= Beginning of Section =
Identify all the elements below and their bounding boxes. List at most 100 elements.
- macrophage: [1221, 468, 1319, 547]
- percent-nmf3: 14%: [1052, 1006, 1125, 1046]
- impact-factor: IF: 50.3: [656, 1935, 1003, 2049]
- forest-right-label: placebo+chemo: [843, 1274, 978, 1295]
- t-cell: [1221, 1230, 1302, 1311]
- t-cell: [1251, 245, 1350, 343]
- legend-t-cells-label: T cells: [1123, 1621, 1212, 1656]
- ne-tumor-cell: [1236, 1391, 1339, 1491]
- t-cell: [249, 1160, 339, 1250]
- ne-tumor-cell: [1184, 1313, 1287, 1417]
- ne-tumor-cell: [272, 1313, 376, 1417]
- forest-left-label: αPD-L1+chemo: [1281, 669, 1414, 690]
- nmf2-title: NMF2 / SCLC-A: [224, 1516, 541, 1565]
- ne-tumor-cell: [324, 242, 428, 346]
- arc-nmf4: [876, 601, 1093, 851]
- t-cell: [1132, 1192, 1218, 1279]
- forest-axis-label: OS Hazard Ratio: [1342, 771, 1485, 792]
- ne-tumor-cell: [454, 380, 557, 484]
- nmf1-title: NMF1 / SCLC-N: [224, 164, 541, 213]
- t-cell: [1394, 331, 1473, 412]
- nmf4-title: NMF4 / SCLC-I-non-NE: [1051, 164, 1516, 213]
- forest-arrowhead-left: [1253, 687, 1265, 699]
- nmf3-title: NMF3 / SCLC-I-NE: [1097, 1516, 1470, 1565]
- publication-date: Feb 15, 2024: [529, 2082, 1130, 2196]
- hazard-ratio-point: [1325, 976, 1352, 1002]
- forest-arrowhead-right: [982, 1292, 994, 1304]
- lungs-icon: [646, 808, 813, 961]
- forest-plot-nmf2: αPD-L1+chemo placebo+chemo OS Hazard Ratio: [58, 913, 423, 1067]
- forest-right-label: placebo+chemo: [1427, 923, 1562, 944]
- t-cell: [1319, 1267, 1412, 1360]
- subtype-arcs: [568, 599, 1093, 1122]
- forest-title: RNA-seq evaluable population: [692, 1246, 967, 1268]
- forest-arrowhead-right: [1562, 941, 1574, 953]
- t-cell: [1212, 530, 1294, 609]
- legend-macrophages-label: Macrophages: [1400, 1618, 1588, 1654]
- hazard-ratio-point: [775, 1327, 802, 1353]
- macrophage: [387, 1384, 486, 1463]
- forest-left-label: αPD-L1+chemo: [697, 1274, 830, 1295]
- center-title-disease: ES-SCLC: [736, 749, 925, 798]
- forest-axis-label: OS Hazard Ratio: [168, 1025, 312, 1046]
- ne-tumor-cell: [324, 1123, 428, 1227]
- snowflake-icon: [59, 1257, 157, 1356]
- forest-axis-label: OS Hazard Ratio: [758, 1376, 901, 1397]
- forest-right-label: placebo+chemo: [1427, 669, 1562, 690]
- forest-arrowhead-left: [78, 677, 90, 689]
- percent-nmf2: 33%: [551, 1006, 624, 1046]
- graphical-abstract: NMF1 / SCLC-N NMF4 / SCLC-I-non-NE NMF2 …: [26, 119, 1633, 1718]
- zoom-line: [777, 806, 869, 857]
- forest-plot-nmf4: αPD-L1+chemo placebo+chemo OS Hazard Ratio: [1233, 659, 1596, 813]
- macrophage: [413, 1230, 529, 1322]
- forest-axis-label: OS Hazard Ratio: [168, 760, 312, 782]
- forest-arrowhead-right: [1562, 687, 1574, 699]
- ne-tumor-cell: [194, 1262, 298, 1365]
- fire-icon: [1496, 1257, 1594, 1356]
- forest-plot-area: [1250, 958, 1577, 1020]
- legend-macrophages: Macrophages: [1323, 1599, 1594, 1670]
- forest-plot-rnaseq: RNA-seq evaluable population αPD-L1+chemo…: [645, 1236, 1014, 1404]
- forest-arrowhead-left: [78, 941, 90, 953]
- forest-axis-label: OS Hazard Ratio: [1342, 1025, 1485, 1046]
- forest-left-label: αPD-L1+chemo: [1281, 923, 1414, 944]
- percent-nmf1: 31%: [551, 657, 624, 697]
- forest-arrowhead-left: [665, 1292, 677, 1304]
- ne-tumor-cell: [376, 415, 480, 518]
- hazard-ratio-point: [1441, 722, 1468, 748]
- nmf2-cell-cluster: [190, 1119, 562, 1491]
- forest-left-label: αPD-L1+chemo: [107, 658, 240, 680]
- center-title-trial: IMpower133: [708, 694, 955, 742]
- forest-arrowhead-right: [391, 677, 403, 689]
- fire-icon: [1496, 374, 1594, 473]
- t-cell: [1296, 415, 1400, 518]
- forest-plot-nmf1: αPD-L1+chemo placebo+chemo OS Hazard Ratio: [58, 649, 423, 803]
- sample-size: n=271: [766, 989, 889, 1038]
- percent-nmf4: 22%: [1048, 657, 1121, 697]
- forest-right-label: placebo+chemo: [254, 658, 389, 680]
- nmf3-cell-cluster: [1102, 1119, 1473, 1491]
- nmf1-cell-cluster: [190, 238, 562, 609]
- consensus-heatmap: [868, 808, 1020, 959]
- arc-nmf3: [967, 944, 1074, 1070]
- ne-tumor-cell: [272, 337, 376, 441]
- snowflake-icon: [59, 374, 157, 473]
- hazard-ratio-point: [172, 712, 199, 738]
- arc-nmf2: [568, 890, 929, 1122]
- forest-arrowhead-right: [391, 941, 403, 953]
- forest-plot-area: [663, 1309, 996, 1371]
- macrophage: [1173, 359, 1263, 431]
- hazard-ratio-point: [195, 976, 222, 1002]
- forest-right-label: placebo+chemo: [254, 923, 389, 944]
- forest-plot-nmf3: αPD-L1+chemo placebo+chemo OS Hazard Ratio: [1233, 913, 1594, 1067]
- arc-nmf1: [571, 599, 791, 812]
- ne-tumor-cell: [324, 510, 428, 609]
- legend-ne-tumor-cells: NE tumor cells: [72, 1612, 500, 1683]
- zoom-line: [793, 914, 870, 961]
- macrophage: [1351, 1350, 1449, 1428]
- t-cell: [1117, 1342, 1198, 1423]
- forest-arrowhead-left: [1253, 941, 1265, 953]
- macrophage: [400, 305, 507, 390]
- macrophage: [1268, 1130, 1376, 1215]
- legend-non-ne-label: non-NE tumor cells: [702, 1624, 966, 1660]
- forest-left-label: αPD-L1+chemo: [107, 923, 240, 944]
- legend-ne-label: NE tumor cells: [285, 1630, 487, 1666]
= End of Section =
Total lines with "center" in the records above: report that figure alone.

2